> _Requirements_: Set the listing down unchanged, minus every embedded image.

== The input

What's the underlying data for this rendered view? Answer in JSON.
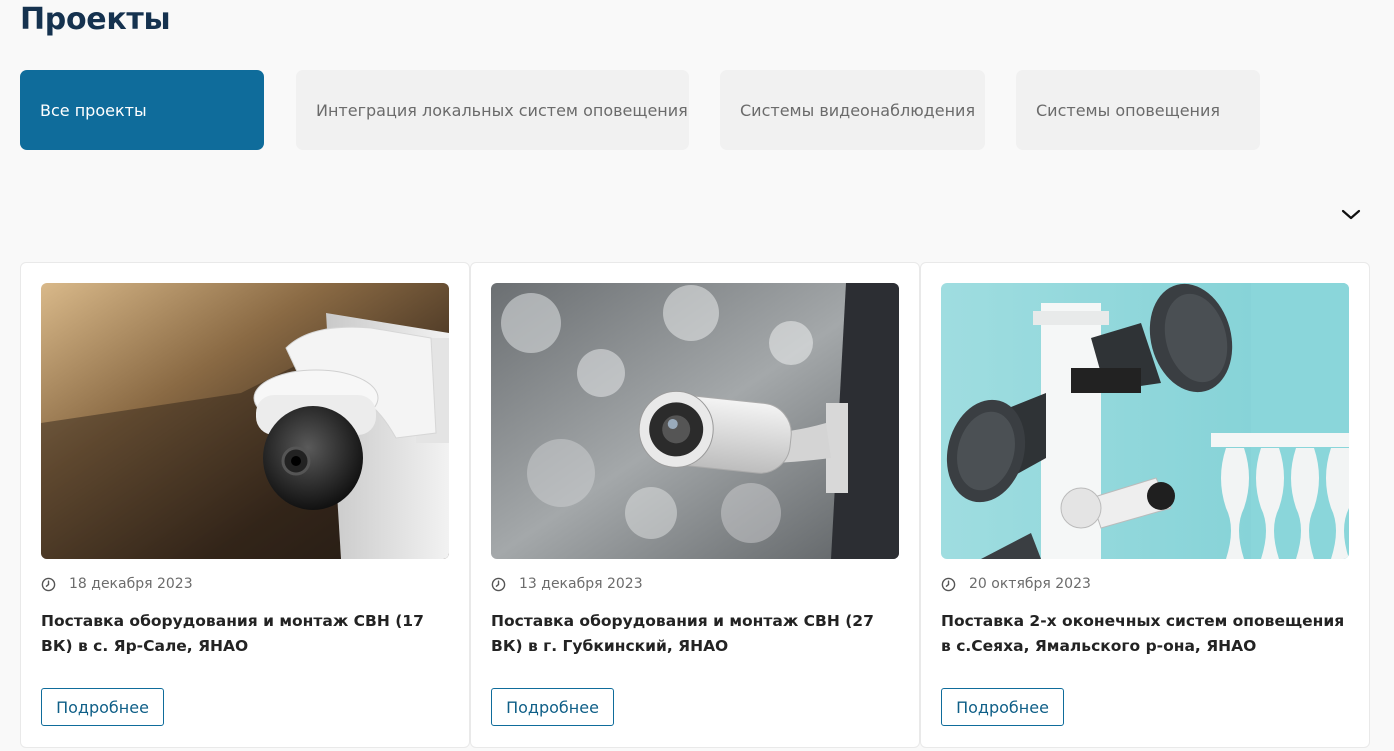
{
  "page": {
    "title": "Проекты"
  },
  "tabs": [
    {
      "label": "Все проекты",
      "active": true
    },
    {
      "label": "Интеграция локальных систем оповещения",
      "active": false
    },
    {
      "label": "Системы видеонаблюдения",
      "active": false
    },
    {
      "label": "Системы оповещения",
      "active": false
    }
  ],
  "expand": {
    "icon": "chevron-down-icon"
  },
  "cards": [
    {
      "image": "dome-camera-photo",
      "date": "18 декабря 2023",
      "title": "Поставка оборудования и монтаж СВН (17 ВК) в с. Яр-Сале, ЯНАО",
      "button": "Подробнее"
    },
    {
      "image": "bullet-camera-photo",
      "date": "13 декабря 2023",
      "title": "Поставка оборудования и монтаж СВН (27 ВК) в г. Губкинский, ЯНАО",
      "button": "Подробнее"
    },
    {
      "image": "loudspeakers-photo",
      "date": "20 октября 2023",
      "title": "Поставка 2-х оконечных систем оповещения в с.Сеяха, Ямальского р-она, ЯНАО",
      "button": "Подробнее"
    }
  ],
  "colors": {
    "accent": "#0f6c9b",
    "title": "#15324f",
    "tab_bg": "#f1f1f1"
  }
}
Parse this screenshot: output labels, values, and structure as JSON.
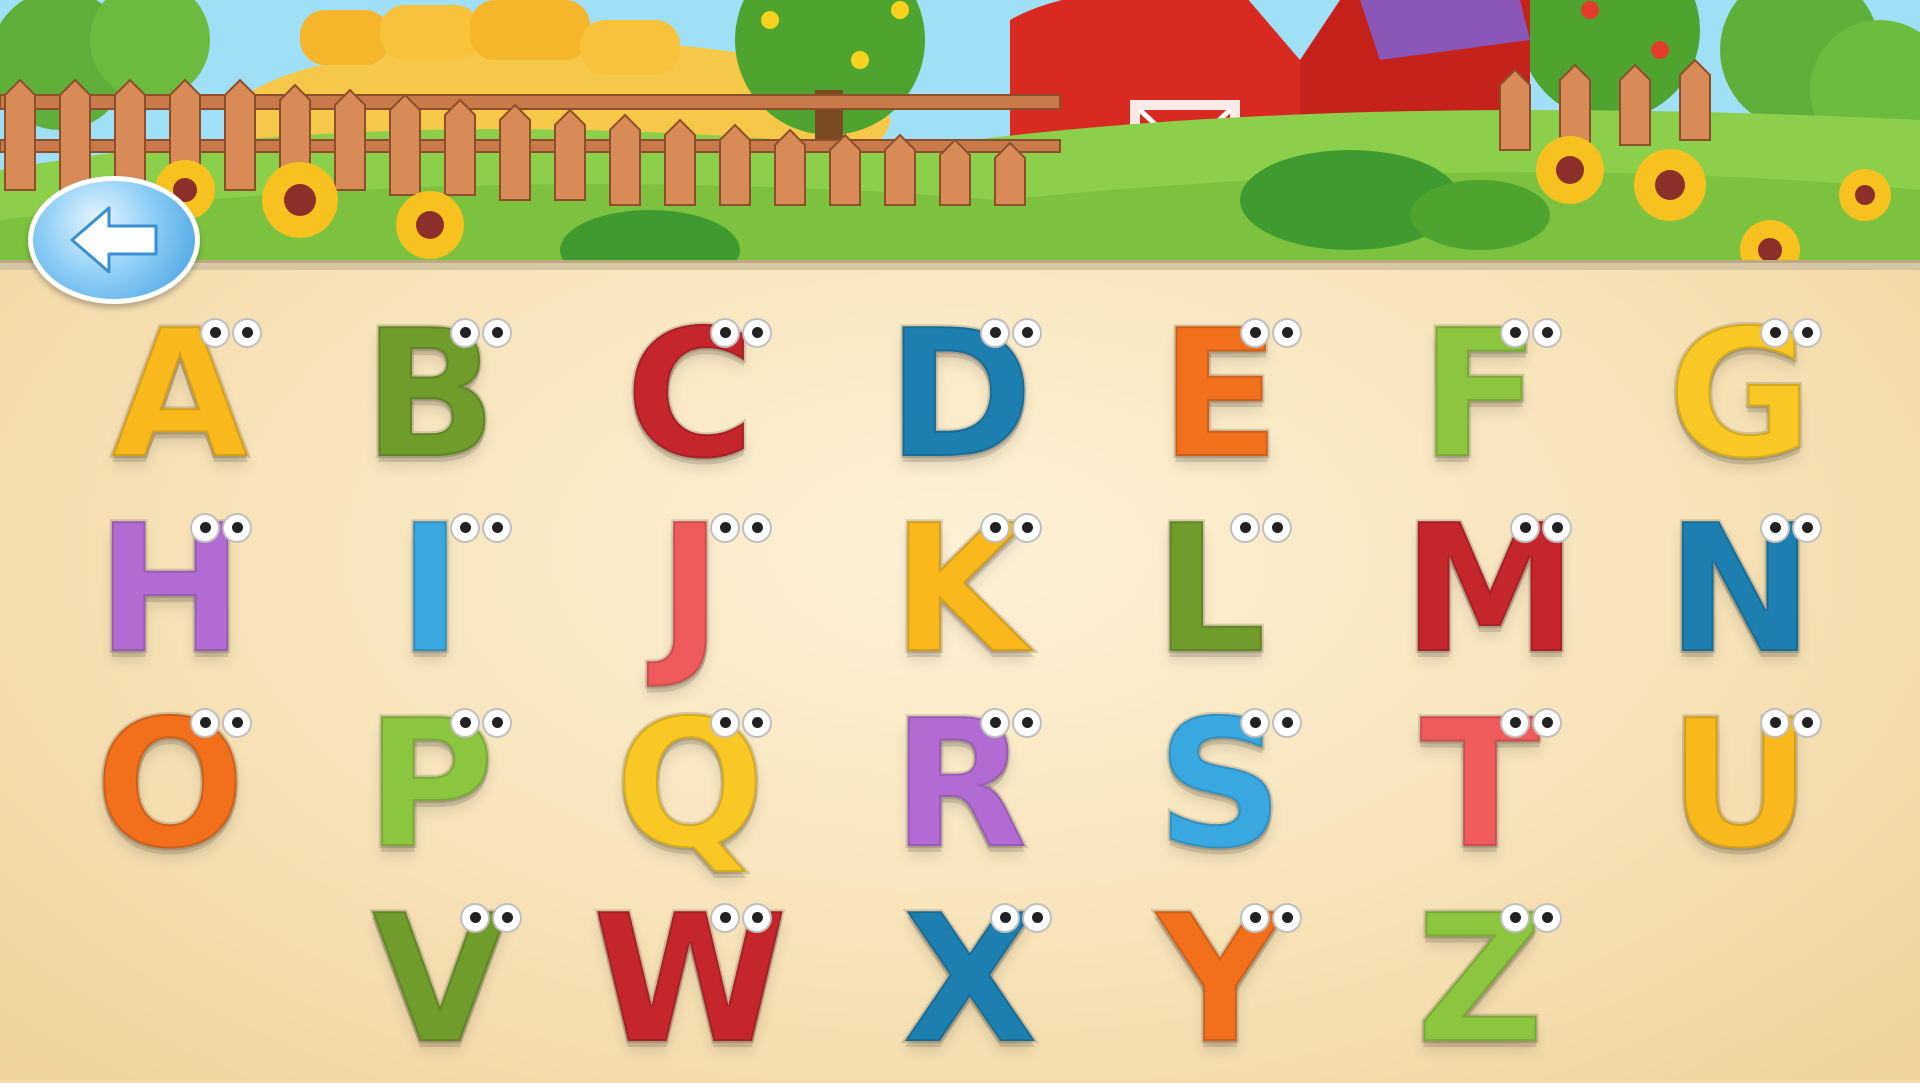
{
  "header": {
    "back_icon": "back-arrow-icon"
  },
  "colors": {
    "sky": "#9fe0f7",
    "grass": "#7cc23f",
    "barn": "#d92a22",
    "board": "#f7e3b8",
    "back_button": "#3f9be0"
  },
  "alphabet": [
    {
      "char": "A",
      "color": "#f9b81c"
    },
    {
      "char": "B",
      "color": "#6f9c2a"
    },
    {
      "char": "C",
      "color": "#c4262c"
    },
    {
      "char": "D",
      "color": "#1c7fb0"
    },
    {
      "char": "E",
      "color": "#f26f1c"
    },
    {
      "char": "F",
      "color": "#8cc63e"
    },
    {
      "char": "G",
      "color": "#f9c824"
    },
    {
      "char": "H",
      "color": "#b36bd4"
    },
    {
      "char": "I",
      "color": "#3aa8e0"
    },
    {
      "char": "J",
      "color": "#ef5b5b"
    },
    {
      "char": "K",
      "color": "#f9b81c"
    },
    {
      "char": "L",
      "color": "#6f9c2a"
    },
    {
      "char": "M",
      "color": "#c4262c"
    },
    {
      "char": "N",
      "color": "#1c7fb0"
    },
    {
      "char": "O",
      "color": "#f26f1c"
    },
    {
      "char": "P",
      "color": "#8cc63e"
    },
    {
      "char": "Q",
      "color": "#f9c824"
    },
    {
      "char": "R",
      "color": "#b36bd4"
    },
    {
      "char": "S",
      "color": "#3aa8e0"
    },
    {
      "char": "T",
      "color": "#ef5b5b"
    },
    {
      "char": "U",
      "color": "#f9b81c"
    },
    {
      "char": "V",
      "color": "#6f9c2a"
    },
    {
      "char": "W",
      "color": "#c4262c"
    },
    {
      "char": "X",
      "color": "#1c7fb0"
    },
    {
      "char": "Y",
      "color": "#f26f1c"
    },
    {
      "char": "Z",
      "color": "#8cc63e"
    }
  ]
}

====

> _Task answer_:
What's the underlying data for this rendered view? Answer in JSON.
{
  "page": {
    "title": "Проекты"
  },
  "tabs": [
    {
      "label": "Все проекты",
      "active": true
    },
    {
      "label": "Интеграция локальных систем оповещения",
      "active": false
    },
    {
      "label": "Системы видеонаблюдения",
      "active": false
    },
    {
      "label": "Системы оповещения",
      "active": false
    }
  ],
  "expand": {
    "icon": "chevron-down-icon"
  },
  "cards": [
    {
      "image": "dome-camera-photo",
      "date": "18 декабря 2023",
      "title": "Поставка оборудования и монтаж СВН (17 ВК) в с. Яр-Сале, ЯНАО",
      "button": "Подробнее"
    },
    {
      "image": "bullet-camera-photo",
      "date": "13 декабря 2023",
      "title": "Поставка оборудования и монтаж СВН (27 ВК) в г. Губкинский, ЯНАО",
      "button": "Подробнее"
    },
    {
      "image": "loudspeakers-photo",
      "date": "20 октября 2023",
      "title": "Поставка 2-х оконечных систем оповещения в с.Сеяха, Ямальского р-она, ЯНАО",
      "button": "Подробнее"
    }
  ],
  "colors": {
    "accent": "#0f6c9b",
    "title": "#15324f",
    "tab_bg": "#f1f1f1"
  }
}
Parse this screenshot: output labels, values, and structure as JSON.
{
  "header": {
    "back_icon": "back-arrow-icon"
  },
  "colors": {
    "sky": "#9fe0f7",
    "grass": "#7cc23f",
    "barn": "#d92a22",
    "board": "#f7e3b8",
    "back_button": "#3f9be0"
  },
  "alphabet": [
    {
      "char": "A",
      "color": "#f9b81c"
    },
    {
      "char": "B",
      "color": "#6f9c2a"
    },
    {
      "char": "C",
      "color": "#c4262c"
    },
    {
      "char": "D",
      "color": "#1c7fb0"
    },
    {
      "char": "E",
      "color": "#f26f1c"
    },
    {
      "char": "F",
      "color": "#8cc63e"
    },
    {
      "char": "G",
      "color": "#f9c824"
    },
    {
      "char": "H",
      "color": "#b36bd4"
    },
    {
      "char": "I",
      "color": "#3aa8e0"
    },
    {
      "char": "J",
      "color": "#ef5b5b"
    },
    {
      "char": "K",
      "color": "#f9b81c"
    },
    {
      "char": "L",
      "color": "#6f9c2a"
    },
    {
      "char": "M",
      "color": "#c4262c"
    },
    {
      "char": "N",
      "color": "#1c7fb0"
    },
    {
      "char": "O",
      "color": "#f26f1c"
    },
    {
      "char": "P",
      "color": "#8cc63e"
    },
    {
      "char": "Q",
      "color": "#f9c824"
    },
    {
      "char": "R",
      "color": "#b36bd4"
    },
    {
      "char": "S",
      "color": "#3aa8e0"
    },
    {
      "char": "T",
      "color": "#ef5b5b"
    },
    {
      "char": "U",
      "color": "#f9b81c"
    },
    {
      "char": "V",
      "color": "#6f9c2a"
    },
    {
      "char": "W",
      "color": "#c4262c"
    },
    {
      "char": "X",
      "color": "#1c7fb0"
    },
    {
      "char": "Y",
      "color": "#f26f1c"
    },
    {
      "char": "Z",
      "color": "#8cc63e"
    }
  ]
}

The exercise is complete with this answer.